--- Start of Supplied records ---
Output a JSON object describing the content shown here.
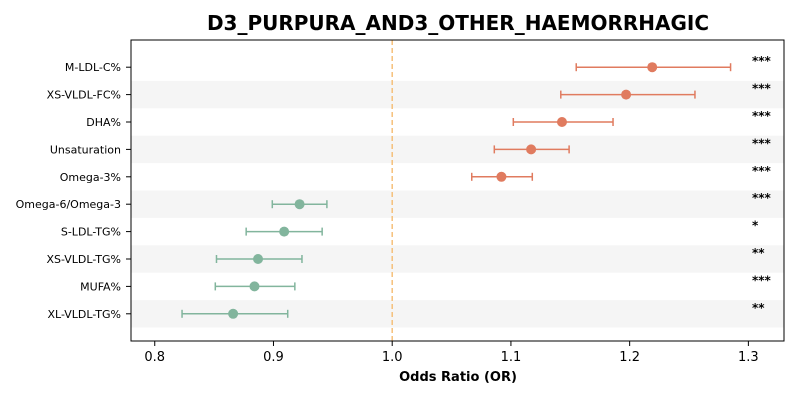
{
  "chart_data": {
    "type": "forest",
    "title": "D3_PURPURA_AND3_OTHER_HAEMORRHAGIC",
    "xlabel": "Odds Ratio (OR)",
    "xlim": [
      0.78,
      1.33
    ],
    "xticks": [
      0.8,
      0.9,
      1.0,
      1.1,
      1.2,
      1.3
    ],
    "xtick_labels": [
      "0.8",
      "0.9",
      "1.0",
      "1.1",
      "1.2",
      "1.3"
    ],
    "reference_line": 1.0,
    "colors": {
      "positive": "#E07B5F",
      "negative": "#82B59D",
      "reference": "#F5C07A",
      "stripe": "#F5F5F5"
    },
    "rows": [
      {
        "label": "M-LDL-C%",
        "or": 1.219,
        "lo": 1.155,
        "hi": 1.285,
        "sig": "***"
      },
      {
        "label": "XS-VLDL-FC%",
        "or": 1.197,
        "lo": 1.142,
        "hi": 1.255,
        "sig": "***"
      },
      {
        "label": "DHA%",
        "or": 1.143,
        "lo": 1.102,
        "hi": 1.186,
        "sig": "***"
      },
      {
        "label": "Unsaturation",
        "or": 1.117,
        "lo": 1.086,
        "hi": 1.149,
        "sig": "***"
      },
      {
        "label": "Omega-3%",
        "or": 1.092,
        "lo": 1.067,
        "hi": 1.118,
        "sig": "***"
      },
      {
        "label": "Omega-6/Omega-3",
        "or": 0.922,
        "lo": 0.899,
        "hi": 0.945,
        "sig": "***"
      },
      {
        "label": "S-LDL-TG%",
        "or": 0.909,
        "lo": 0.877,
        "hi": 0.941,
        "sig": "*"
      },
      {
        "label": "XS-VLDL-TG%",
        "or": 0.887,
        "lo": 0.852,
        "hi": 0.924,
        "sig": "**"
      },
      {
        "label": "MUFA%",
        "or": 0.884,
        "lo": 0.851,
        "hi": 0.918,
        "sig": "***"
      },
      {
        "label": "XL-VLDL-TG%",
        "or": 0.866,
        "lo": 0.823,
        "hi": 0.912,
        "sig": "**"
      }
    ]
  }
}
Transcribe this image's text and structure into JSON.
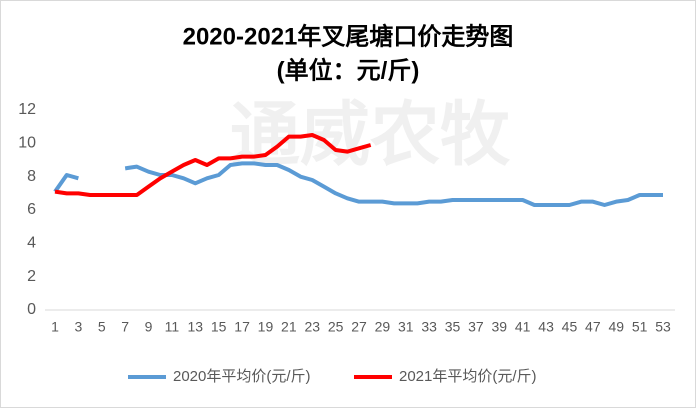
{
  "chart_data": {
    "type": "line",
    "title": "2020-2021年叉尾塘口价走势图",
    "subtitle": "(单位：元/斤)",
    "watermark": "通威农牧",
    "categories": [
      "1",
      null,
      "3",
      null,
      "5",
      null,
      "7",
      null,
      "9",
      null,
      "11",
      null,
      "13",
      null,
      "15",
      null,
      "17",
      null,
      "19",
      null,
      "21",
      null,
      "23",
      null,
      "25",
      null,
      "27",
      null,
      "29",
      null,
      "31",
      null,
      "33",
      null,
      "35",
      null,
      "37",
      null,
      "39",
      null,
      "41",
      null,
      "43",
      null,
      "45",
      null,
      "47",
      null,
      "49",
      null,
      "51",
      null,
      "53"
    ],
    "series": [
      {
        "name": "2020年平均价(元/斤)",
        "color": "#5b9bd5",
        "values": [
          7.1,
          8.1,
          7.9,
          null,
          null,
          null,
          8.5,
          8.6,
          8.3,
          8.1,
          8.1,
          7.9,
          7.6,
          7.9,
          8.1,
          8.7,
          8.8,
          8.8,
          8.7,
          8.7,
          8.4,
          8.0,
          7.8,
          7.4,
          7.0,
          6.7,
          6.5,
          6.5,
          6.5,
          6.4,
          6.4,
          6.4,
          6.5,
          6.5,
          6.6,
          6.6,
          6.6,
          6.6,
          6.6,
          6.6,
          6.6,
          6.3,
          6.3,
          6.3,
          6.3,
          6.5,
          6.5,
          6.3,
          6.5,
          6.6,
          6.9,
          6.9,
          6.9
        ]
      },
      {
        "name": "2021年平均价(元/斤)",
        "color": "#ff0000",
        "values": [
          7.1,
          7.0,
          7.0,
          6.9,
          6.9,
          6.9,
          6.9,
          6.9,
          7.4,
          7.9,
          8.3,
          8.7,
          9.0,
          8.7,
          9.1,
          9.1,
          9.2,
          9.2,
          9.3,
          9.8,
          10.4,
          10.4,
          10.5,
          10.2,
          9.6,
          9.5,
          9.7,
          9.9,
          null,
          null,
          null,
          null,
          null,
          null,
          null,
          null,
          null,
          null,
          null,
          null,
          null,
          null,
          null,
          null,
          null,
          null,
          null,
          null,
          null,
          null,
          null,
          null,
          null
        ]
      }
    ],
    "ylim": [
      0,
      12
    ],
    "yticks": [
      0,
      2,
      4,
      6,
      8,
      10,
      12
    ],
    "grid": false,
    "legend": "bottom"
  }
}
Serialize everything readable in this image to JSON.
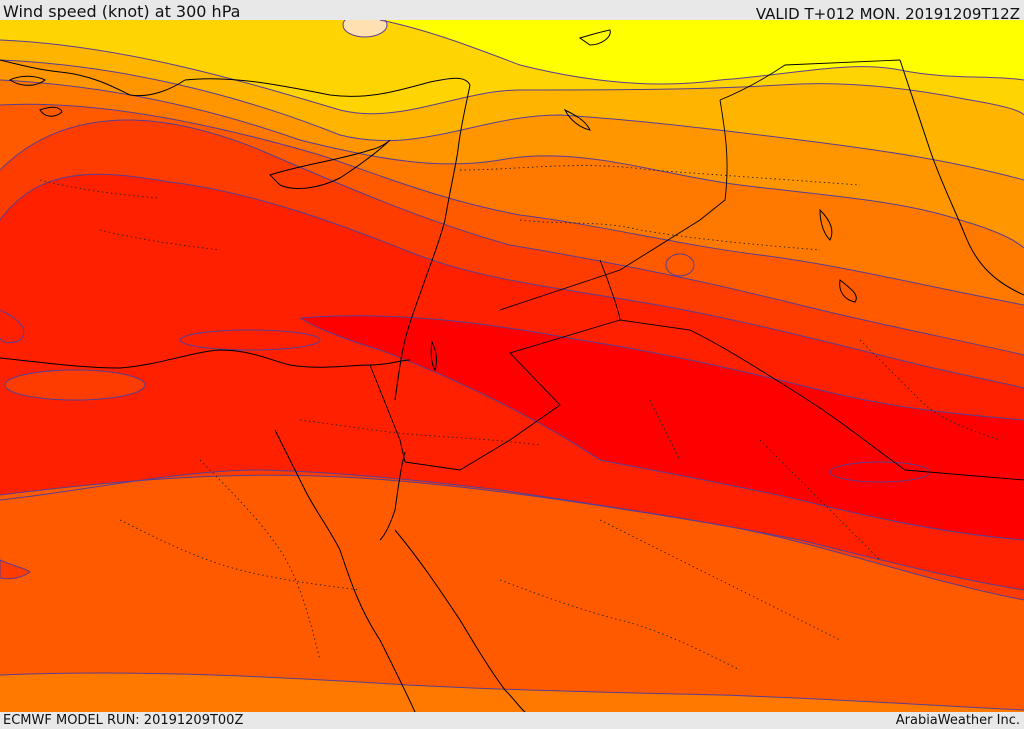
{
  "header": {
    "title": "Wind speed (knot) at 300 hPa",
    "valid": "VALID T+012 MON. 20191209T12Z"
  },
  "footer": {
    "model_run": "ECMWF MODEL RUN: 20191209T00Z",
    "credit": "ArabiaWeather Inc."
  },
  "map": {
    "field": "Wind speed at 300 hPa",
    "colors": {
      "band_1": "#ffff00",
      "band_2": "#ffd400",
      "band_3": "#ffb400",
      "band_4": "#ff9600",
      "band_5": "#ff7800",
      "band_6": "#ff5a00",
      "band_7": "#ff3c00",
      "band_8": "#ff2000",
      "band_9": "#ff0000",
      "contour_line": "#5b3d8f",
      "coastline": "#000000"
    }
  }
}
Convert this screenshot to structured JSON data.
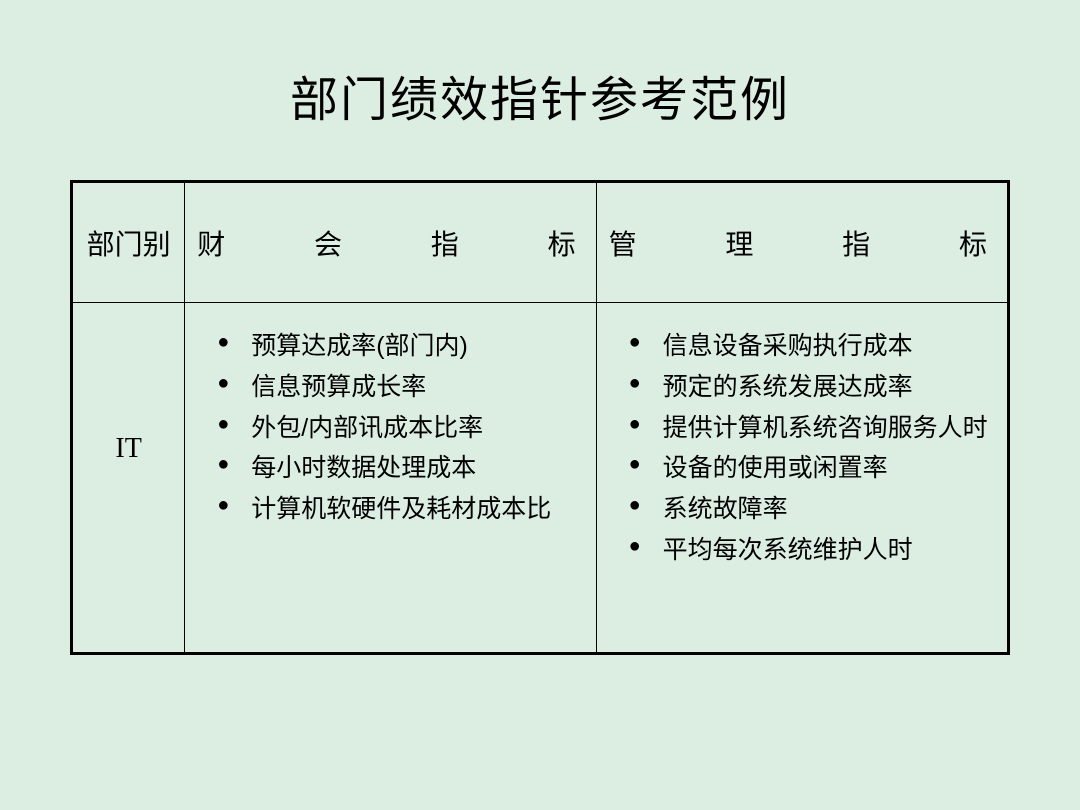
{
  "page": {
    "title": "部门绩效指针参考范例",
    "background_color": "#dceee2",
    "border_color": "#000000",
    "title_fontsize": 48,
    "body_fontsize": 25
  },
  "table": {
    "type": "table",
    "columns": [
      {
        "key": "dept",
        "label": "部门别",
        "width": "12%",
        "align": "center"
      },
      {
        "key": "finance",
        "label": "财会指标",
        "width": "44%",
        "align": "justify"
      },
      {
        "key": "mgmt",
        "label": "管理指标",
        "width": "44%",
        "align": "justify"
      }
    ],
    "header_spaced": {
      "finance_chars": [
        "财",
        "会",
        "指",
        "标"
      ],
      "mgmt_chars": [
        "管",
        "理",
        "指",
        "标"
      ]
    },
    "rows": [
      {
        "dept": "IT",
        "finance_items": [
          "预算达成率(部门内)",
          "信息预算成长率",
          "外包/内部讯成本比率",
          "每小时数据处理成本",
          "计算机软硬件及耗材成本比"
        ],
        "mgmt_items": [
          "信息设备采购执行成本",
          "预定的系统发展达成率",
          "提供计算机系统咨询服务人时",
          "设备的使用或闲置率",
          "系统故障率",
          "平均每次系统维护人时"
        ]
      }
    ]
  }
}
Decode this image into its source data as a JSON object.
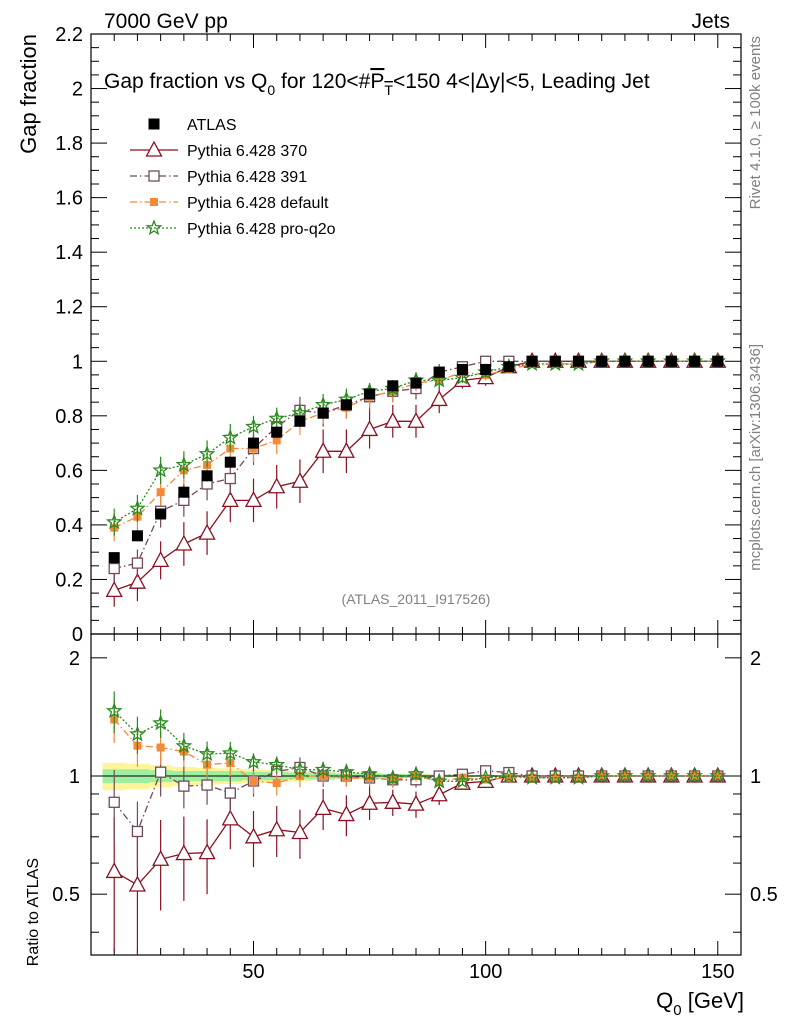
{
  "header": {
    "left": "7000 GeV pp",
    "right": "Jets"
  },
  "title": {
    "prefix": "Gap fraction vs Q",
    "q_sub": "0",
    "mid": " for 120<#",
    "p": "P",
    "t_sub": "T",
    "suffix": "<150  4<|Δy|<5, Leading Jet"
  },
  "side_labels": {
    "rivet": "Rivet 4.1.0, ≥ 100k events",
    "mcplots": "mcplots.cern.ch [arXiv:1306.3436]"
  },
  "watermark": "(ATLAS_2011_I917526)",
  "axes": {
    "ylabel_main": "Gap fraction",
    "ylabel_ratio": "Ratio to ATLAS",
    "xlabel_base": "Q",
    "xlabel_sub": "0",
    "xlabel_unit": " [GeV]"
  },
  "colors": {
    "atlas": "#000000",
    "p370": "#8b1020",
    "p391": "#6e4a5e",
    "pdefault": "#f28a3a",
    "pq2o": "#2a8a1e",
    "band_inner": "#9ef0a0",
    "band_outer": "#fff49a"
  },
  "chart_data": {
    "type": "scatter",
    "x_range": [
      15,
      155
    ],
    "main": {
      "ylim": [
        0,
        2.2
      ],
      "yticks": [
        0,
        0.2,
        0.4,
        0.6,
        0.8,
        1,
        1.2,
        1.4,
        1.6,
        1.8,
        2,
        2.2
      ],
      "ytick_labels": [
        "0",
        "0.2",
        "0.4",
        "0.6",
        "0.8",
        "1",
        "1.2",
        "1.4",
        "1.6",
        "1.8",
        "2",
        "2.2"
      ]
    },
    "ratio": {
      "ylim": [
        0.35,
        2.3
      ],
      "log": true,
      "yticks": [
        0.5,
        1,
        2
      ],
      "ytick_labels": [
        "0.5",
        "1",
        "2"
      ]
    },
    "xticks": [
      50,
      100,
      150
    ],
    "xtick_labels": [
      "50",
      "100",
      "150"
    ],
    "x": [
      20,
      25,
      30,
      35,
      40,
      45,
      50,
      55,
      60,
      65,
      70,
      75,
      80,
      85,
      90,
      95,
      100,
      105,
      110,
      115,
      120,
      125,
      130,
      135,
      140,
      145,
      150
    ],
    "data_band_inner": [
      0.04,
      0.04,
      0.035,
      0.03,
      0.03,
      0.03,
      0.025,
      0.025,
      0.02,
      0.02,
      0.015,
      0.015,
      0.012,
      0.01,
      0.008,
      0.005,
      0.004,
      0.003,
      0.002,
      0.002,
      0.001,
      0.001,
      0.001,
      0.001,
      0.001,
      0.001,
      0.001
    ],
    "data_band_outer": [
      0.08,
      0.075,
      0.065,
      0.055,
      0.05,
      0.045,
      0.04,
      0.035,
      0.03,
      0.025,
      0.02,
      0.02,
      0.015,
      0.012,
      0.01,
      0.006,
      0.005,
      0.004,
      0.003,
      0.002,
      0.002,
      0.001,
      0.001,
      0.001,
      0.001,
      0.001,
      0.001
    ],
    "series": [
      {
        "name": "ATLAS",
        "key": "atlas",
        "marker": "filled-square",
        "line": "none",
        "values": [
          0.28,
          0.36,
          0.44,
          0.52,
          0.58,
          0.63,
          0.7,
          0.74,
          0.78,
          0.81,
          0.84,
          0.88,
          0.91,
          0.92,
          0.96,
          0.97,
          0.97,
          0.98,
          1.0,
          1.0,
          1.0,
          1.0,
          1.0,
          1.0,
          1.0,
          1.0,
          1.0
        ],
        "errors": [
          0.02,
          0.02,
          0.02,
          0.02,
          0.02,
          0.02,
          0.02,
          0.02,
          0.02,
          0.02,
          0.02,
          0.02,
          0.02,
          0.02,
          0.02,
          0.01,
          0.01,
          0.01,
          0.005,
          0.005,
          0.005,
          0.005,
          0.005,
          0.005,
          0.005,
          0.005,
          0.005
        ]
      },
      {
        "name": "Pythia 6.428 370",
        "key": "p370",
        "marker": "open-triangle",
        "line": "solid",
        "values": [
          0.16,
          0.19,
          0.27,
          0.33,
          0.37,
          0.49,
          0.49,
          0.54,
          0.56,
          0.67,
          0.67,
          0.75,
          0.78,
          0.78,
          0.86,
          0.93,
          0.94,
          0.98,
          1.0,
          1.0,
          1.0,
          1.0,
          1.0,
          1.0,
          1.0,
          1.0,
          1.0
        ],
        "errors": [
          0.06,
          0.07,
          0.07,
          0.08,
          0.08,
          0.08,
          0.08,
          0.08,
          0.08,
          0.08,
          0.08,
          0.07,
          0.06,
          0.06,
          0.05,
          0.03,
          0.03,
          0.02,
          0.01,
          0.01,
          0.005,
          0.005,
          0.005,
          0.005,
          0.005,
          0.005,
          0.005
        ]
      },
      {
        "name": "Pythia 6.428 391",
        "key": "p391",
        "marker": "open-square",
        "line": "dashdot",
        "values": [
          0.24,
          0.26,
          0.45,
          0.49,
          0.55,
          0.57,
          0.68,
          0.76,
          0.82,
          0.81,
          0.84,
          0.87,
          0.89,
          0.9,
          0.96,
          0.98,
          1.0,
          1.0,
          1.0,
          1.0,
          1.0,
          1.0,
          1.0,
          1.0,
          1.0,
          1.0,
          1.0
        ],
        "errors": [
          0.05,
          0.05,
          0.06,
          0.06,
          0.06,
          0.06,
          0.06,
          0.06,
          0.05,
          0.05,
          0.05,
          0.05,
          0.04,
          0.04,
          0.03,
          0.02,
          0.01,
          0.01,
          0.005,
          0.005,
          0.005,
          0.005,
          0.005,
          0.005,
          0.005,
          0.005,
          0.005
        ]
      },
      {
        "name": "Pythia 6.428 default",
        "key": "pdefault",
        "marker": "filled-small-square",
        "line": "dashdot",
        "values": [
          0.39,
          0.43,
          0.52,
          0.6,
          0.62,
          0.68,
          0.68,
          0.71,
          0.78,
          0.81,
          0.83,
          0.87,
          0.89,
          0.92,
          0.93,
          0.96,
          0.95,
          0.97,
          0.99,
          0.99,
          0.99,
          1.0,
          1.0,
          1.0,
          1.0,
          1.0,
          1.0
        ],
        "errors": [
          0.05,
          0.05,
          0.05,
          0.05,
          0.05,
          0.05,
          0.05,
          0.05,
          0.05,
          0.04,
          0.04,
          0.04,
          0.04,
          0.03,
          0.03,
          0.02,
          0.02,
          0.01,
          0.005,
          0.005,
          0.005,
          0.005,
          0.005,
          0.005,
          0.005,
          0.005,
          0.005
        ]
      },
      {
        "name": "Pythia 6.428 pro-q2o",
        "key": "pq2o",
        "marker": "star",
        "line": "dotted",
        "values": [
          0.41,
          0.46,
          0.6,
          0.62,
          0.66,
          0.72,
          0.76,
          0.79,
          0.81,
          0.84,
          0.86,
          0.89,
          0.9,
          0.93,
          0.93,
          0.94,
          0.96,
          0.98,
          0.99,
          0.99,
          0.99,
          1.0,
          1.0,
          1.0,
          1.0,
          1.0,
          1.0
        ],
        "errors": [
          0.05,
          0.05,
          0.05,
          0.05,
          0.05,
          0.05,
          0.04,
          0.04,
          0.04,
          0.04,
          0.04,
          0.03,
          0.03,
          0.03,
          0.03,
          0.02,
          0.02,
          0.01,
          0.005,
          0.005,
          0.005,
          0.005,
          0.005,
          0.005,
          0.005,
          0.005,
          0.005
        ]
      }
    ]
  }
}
--- End of Supplied records ---
=== What you have to do ===
From the data, collect all lines where the string "name" appears.

=== Final result ===
        "name": "2020年平均价(元/斤)",
        "name": "2021年平均价(元/斤)",
        "name": "ATLAS",
        "name": "Pythia 6.428 370",
        "name": "Pythia 6.428 391",
        "name": "Pythia 6.428 default",
        "name": "Pythia 6.428 pro-q2o",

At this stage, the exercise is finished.